───── PROVIDED DATA ─────

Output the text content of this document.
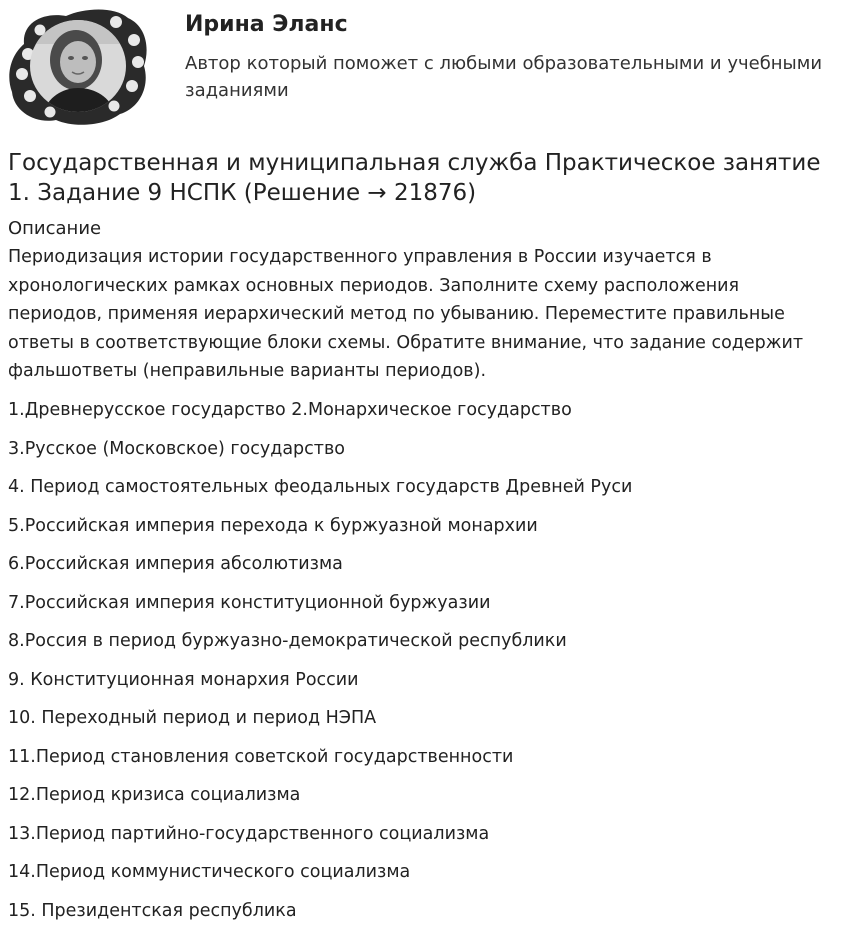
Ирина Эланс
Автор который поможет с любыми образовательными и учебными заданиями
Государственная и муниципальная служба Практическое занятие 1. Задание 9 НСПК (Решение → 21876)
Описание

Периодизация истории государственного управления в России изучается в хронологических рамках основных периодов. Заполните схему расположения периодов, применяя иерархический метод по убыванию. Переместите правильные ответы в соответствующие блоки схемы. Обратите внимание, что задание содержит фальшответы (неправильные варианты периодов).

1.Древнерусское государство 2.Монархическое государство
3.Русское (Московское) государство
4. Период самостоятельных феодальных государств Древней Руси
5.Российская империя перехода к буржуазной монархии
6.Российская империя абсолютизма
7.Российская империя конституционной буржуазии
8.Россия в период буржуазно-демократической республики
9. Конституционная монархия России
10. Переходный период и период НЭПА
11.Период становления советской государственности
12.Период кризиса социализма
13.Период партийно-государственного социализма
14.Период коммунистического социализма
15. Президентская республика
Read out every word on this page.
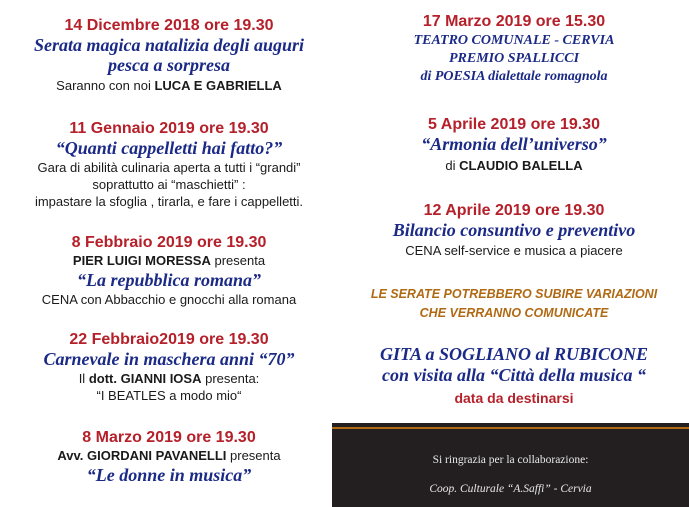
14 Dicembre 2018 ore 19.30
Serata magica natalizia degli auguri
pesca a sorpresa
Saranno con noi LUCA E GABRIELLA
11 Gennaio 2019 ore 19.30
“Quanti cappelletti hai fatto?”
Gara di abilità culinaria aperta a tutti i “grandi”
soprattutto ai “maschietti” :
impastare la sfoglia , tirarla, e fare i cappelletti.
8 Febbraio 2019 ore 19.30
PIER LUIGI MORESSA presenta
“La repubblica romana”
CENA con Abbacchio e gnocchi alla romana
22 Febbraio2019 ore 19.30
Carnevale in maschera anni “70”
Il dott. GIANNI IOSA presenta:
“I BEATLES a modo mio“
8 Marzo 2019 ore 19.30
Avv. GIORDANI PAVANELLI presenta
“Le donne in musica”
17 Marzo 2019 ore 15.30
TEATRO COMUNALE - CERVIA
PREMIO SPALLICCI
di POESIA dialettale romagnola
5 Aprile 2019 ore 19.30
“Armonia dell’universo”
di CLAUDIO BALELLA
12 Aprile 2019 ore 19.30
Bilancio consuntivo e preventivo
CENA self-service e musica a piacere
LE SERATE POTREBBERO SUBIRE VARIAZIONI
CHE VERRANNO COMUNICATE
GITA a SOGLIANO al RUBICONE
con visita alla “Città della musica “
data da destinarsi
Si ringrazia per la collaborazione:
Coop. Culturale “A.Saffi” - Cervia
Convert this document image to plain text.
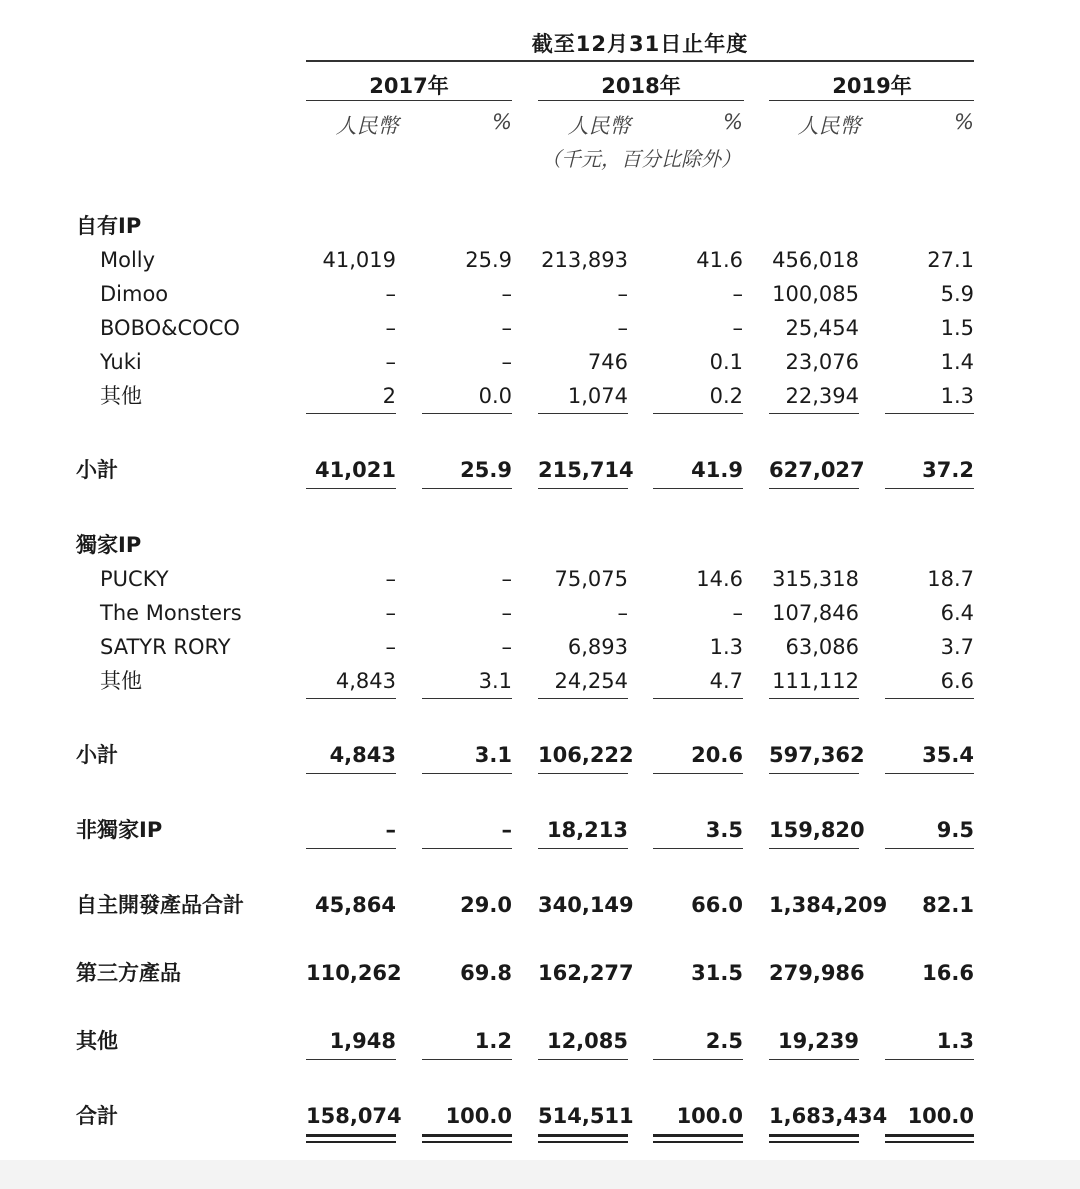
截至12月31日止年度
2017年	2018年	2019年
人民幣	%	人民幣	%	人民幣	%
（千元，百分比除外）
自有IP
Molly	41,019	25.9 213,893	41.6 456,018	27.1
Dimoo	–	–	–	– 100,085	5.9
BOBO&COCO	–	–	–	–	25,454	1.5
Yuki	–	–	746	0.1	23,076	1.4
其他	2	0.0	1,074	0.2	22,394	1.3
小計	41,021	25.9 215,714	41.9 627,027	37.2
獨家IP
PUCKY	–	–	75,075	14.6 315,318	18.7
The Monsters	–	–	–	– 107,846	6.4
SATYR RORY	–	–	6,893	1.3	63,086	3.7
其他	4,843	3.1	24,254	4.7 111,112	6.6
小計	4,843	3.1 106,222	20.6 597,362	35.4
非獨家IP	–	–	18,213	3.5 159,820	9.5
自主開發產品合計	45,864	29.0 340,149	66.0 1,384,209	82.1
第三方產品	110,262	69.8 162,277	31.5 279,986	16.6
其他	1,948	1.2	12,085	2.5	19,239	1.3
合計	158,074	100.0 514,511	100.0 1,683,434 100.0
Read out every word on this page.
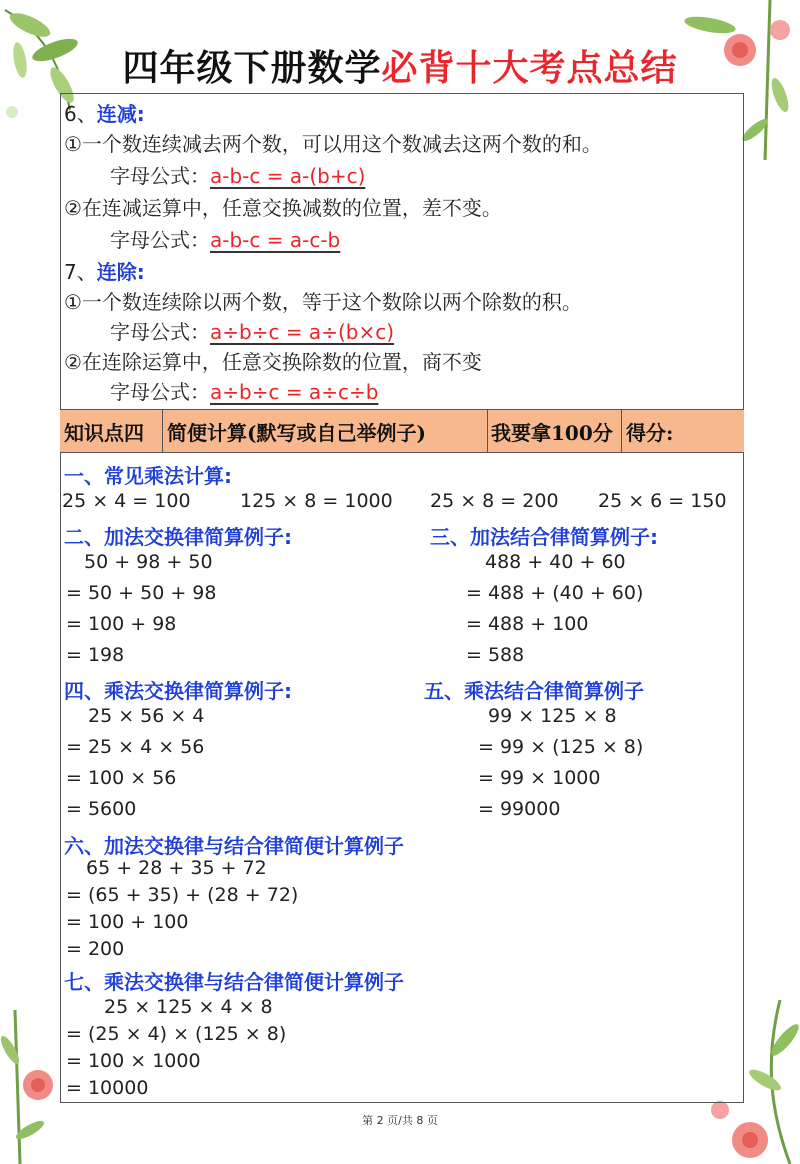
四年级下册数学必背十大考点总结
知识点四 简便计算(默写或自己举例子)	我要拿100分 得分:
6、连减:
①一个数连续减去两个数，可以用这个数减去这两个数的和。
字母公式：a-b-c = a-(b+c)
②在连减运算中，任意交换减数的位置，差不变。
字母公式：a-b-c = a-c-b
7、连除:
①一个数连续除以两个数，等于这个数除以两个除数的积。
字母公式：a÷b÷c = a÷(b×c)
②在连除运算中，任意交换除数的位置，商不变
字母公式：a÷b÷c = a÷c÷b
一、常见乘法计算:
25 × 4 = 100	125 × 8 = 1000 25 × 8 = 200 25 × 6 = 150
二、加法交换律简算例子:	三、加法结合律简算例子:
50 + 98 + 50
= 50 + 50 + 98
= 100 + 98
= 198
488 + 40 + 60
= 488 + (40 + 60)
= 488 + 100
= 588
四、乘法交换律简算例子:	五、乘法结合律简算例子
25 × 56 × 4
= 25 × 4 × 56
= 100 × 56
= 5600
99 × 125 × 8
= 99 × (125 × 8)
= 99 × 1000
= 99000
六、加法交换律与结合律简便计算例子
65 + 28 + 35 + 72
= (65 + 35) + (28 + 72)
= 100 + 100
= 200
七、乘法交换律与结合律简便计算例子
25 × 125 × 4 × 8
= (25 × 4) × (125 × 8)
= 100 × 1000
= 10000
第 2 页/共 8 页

─────

● **WHAT IS NEEDED**
Using the records above, output their complete text exactly, minus any images.

● **TASK SOLUTION**
Output the text content of this document.
Ирина Эланс
Автор который поможет с любыми образовательными и учебными заданиями
Государственная и муниципальная служба Практическое занятие 1. Задание 9 НСПК (Решение → 21876)
Описание

Периодизация истории государственного управления в России изучается в хронологических рамках основных периодов. Заполните схему расположения периодов, применяя иерархический метод по убыванию. Переместите правильные ответы в соответствующие блоки схемы. Обратите внимание, что задание содержит фальшответы (неправильные варианты периодов).

1.Древнерусское государство 2.Монархическое государство
3.Русское (Московское) государство
4. Период самостоятельных феодальных государств Древней Руси
5.Российская империя перехода к буржуазной монархии
6.Российская империя абсолютизма
7.Российская империя конституционной буржуазии
8.Россия в период буржуазно-демократической республики
9. Конституционная монархия России
10. Переходный период и период НЭПА
11.Период становления советской государственности
12.Период кризиса социализма
13.Период партийно-государственного социализма
14.Период коммунистического социализма
15. Президентская республика
Read out every word on this page.
14 Dicembre 2018 ore 19.30
Serata magica natalizia degli auguri
pesca a sorpresa
Saranno con noi LUCA E GABRIELLA
11 Gennaio 2019 ore 19.30
“Quanti cappelletti hai fatto?”
Gara di abilità culinaria aperta a tutti i “grandi”
soprattutto ai “maschietti” :
impastare la sfoglia , tirarla, e fare i cappelletti.
8 Febbraio 2019 ore 19.30
PIER LUIGI MORESSA presenta
“La repubblica romana”
CENA con Abbacchio e gnocchi alla romana
22 Febbraio2019 ore 19.30
Carnevale in maschera anni “70”
Il dott. GIANNI IOSA presenta:
“I BEATLES a modo mio“
8 Marzo 2019 ore 19.30
Avv. GIORDANI PAVANELLI presenta
“Le donne in musica”
17 Marzo 2019 ore 15.30
TEATRO COMUNALE - CERVIA
PREMIO SPALLICCI
di POESIA dialettale romagnola
5 Aprile 2019 ore 19.30
“Armonia dell’universo”
di CLAUDIO BALELLA
12 Aprile 2019 ore 19.30
Bilancio consuntivo e preventivo
CENA self-service e musica a piacere
LE SERATE POTREBBERO SUBIRE VARIAZIONI
CHE VERRANNO COMUNICATE
GITA a SOGLIANO al RUBICONE
con visita alla “Città della musica “
data da destinarsi
Si ringrazia per la collaborazione:
Coop. Culturale “A.Saffi” - Cervia
Convert this document image to plain text.
截至12月31日止年度
2017年	2018年	2019年
人民幣	%	人民幣	%	人民幣	%
（千元，百分比除外）
自有IP
Molly	41,019	25.9 213,893	41.6 456,018	27.1
Dimoo	–	–	–	– 100,085	5.9
BOBO&COCO	–	–	–	–	25,454	1.5
Yuki	–	–	746	0.1	23,076	1.4
其他	2	0.0	1,074	0.2	22,394	1.3
小計	41,021	25.9 215,714	41.9 627,027	37.2
獨家IP
PUCKY	–	–	75,075	14.6 315,318	18.7
The Monsters	–	–	–	– 107,846	6.4
SATYR RORY	–	–	6,893	1.3	63,086	3.7
其他	4,843	3.1	24,254	4.7 111,112	6.6
小計	4,843	3.1 106,222	20.6 597,362	35.4
非獨家IP	–	–	18,213	3.5 159,820	9.5
自主開發產品合計	45,864	29.0 340,149	66.0 1,384,209	82.1
第三方產品	110,262	69.8 162,277	31.5 279,986	16.6
其他	1,948	1.2	12,085	2.5	19,239	1.3
合計	158,074	100.0 514,511	100.0 1,683,434 100.0
Read out every word on this page.
四年级下册数学必背十大考点总结
知识点四 简便计算(默写或自己举例子)	我要拿100分 得分:
6、连减:
①一个数连续减去两个数，可以用这个数减去这两个数的和。
字母公式：a-b-c = a-(b+c)
②在连减运算中，任意交换减数的位置，差不变。
字母公式：a-b-c = a-c-b
7、连除:
①一个数连续除以两个数，等于这个数除以两个除数的积。
字母公式：a÷b÷c = a÷(b×c)
②在连除运算中，任意交换除数的位置，商不变
字母公式：a÷b÷c = a÷c÷b
一、常见乘法计算:
25 × 4 = 100	125 × 8 = 1000 25 × 8 = 200 25 × 6 = 150
二、加法交换律简算例子:	三、加法结合律简算例子:
50 + 98 + 50
= 50 + 50 + 98
= 100 + 98
= 198
488 + 40 + 60
= 488 + (40 + 60)
= 488 + 100
= 588
四、乘法交换律简算例子:	五、乘法结合律简算例子
25 × 56 × 4
= 25 × 4 × 56
= 100 × 56
= 5600
99 × 125 × 8
= 99 × (125 × 8)
= 99 × 1000
= 99000
六、加法交换律与结合律简便计算例子
65 + 28 + 35 + 72
= (65 + 35) + (28 + 72)
= 100 + 100
= 200
七、乘法交换律与结合律简便计算例子
25 × 125 × 4 × 8
= (25 × 4) × (125 × 8)
= 100 × 1000
= 10000
第 2 页/共 8 页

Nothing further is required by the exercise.